ASSIGNMENT:
Write out word for word the part of the article on Secure Store Service that begins with the words containing "If you don’t" and ends with "on the Application.".

This is our third look at Business Connectivity Authentication, you can check out our two earlier articles here:
Business Connectivity Services Authentication
Business Connectivity Services PassThrough and RevertToSelf
Secure Store Service
The Secure Store Service provides you with the ability to store many credentials in the form of User Name and Password, Tokens, Pins, or Strings. Within a Secure Service Application you will design the schema providing the required information to authenticate. Usually the minimum is username and password which might be two string fields or a Windows Username and Windows Password.
Within the Secure Store Application you map at user or group level the credentials that will be passed to the database. Using the Secure Store Service you can connect to the data source using Federated, Delegated or Impersonated Authentication. When connecting to the Line of Business System, the BCS runtime passes the mapped credentials from the Secure Store Service to the data source.
If you don’t already have a Secure Store Application, you will need to create one. This is done by going to Application Management in Central Administration and then Manage Service Applications. Within that screen you can create a new Secure Store Application as shown below.
The Secure Store is storing highly sensitive data and therefore needs to be encrypted. Before you configure the application, it is a good idea to generate the key used to encrypt the contents of the store. The Encryption key should also be backed up.
The Target application can then be created, allowing you to design the schema of the information passed to the data source.
Once you have created the application, you can Set Credentials using the drop down menu on the Application.
The final thing to do is configure you External Content Type to point to the Secure Store Target Application ID.
The Office Client applications can also make use of single sign on. They do this using an application called Credman and this has to be configured on the client machine itself. This allows users to store credentials themselves which will often require the assistance of Administrators to key in any service account passwords etc. However this does mean that Single Sign on can be used via SharePoint Workspace and Outlook etc.
Once you have Secure Store Service configured, within SharePoint Designer you will need to select ‘Connect with Impersonated Windows Identity’ and enter the Secure Store Application ID that you created earlier.
If you are authenticated you will be able to connect to the data source using Secure Store Service.
One other type of Authentication supported is Claims based Federated Authentication. This allows WCF web services to pass credentials to a Secure Token Service which can be a SharePoint Secure Token Service or third party. You can then be authenticated based upon a claim against an identity. An example would be that you are authorised because you are older than 18 years of age, or that you have any other property value against a profile somewhere. A generated SAML token is then passed to the backend datasource. Federated Authentication will be covered in more detail in a future post.

[Entries drawn from a collection]

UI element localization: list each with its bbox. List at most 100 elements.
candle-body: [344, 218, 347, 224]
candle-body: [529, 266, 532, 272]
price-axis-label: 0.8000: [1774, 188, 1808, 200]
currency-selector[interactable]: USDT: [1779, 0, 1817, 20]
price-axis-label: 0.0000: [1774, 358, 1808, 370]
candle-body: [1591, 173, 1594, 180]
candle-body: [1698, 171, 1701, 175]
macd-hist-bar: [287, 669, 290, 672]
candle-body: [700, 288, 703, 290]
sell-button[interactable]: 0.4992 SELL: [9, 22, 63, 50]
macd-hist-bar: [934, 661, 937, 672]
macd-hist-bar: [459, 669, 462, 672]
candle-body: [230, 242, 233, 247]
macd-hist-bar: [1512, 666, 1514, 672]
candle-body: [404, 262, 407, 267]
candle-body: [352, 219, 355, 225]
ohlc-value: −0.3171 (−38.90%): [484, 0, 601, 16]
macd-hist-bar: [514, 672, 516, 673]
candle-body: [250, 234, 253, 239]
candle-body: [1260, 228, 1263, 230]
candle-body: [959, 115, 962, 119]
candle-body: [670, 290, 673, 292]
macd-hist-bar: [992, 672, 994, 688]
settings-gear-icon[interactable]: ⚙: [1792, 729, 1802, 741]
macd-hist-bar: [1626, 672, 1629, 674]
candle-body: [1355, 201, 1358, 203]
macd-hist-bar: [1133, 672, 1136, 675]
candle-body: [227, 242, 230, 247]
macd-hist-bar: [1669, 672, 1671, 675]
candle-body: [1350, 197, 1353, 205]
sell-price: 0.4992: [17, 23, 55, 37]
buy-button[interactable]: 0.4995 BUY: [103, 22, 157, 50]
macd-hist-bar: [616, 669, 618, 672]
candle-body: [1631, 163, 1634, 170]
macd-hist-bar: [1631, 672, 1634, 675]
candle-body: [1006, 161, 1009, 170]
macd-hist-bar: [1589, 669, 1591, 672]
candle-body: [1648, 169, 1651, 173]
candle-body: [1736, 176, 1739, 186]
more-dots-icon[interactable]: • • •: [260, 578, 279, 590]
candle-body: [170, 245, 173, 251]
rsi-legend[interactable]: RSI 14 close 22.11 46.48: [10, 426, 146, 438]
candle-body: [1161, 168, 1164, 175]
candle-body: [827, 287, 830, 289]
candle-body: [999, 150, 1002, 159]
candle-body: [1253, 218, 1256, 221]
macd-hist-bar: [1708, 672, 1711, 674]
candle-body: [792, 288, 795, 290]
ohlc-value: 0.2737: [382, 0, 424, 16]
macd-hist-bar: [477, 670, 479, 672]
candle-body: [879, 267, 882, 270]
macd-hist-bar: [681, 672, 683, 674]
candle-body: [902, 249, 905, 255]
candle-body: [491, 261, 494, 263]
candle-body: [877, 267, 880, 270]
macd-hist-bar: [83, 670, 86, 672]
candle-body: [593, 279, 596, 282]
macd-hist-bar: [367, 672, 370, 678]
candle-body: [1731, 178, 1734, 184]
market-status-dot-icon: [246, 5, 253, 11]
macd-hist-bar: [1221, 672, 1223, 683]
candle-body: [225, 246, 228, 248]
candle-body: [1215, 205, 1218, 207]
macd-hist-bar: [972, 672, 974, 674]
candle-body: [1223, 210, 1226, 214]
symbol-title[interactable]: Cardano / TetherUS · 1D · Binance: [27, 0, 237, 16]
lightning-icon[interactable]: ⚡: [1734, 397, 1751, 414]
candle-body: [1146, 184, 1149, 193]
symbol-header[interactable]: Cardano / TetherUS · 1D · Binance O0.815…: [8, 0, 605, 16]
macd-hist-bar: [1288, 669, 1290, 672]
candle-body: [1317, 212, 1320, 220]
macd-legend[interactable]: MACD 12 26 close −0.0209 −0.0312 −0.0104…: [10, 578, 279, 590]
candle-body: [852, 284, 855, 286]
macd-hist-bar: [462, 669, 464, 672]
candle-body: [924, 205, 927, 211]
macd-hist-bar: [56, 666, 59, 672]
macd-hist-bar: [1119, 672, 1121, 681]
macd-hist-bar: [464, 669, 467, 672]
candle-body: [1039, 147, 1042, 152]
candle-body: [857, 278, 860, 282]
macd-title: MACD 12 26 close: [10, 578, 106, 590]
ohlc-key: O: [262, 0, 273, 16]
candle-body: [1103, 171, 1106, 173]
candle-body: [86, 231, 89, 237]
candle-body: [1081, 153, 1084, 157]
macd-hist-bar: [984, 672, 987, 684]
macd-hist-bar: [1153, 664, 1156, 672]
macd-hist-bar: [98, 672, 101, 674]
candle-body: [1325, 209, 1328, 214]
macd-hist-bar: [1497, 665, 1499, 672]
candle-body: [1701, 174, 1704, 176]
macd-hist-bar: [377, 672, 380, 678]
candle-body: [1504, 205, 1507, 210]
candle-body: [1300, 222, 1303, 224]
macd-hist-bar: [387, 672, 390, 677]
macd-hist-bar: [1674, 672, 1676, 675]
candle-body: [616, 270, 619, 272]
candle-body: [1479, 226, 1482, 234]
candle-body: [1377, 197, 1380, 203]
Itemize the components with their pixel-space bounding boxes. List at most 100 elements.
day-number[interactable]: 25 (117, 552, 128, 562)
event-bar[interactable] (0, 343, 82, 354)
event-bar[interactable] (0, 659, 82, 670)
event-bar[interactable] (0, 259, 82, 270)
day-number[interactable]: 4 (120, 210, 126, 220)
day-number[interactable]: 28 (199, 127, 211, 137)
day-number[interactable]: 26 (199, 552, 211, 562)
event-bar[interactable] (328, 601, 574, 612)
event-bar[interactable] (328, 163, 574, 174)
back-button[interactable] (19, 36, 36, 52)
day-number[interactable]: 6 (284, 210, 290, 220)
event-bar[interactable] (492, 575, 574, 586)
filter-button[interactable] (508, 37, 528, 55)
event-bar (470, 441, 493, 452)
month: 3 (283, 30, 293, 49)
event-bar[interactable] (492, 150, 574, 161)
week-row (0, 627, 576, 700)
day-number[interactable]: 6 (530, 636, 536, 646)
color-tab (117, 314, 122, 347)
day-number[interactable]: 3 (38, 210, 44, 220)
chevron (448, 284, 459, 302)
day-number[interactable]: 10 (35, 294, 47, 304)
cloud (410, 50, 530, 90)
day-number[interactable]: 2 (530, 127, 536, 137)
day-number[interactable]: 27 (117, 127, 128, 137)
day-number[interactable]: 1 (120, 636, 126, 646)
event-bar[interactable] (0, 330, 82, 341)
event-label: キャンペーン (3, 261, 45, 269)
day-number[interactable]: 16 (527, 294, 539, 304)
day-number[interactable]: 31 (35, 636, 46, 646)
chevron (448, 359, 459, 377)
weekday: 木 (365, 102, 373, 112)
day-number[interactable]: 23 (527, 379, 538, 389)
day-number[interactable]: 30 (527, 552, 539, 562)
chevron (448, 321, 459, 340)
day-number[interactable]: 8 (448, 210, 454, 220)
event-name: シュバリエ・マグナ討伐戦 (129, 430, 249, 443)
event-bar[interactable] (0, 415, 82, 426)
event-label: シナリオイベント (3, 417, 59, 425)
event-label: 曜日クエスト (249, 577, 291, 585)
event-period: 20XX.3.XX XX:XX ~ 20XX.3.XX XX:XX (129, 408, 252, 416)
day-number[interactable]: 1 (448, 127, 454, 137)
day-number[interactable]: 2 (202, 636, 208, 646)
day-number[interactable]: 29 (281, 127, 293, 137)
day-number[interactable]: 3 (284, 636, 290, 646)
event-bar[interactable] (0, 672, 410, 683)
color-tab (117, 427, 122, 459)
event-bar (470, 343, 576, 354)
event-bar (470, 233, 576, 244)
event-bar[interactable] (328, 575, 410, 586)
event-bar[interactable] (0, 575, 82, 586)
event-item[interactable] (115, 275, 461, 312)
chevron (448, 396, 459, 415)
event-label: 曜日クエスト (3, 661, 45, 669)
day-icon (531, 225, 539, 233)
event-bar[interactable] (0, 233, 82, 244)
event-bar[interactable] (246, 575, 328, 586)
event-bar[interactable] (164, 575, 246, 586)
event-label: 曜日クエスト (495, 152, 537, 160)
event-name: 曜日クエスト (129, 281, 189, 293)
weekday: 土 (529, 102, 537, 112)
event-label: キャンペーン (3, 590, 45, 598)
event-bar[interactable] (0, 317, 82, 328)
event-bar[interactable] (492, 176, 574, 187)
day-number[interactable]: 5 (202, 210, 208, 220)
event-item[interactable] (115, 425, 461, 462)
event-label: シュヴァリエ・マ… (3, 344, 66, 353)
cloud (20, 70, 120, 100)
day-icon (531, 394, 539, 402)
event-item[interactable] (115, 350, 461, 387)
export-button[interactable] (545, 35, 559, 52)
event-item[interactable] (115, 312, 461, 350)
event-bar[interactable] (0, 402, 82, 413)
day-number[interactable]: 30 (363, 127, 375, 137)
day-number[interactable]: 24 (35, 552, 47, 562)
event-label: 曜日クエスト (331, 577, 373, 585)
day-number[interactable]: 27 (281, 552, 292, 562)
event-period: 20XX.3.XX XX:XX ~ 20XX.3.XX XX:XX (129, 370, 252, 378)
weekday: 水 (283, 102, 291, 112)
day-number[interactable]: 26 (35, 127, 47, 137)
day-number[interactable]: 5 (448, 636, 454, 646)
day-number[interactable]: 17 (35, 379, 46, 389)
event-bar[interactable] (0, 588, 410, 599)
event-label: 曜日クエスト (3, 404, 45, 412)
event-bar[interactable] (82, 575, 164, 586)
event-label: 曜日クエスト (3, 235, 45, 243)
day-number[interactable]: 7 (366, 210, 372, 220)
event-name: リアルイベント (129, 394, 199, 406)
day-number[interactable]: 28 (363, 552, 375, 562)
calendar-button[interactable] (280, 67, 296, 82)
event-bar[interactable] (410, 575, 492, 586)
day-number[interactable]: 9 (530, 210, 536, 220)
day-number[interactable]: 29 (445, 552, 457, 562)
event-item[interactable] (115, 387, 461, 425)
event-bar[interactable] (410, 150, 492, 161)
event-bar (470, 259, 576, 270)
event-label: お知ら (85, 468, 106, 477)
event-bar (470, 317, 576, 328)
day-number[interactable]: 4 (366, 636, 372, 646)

RESULT FOR THIS EXERCISE:
If you don’t already have a Secure Store Application, you will need to create one. This is done by going to Application Management in Central Administration and then Manage Service Applications. Within that screen you can create a new Secure Store Application as shown below.
The Secure Store is storing highly sensitive data and therefore needs to be encrypted. Before you configure the application, it is a good idea to generate the key used to encrypt the contents of the store. The Encryption key should also be backed up.
The Target application can then be created, allowing you to design the schema of the information passed to the data source.
Once you have created the application, you can Set Credentials using the drop down menu on the Application.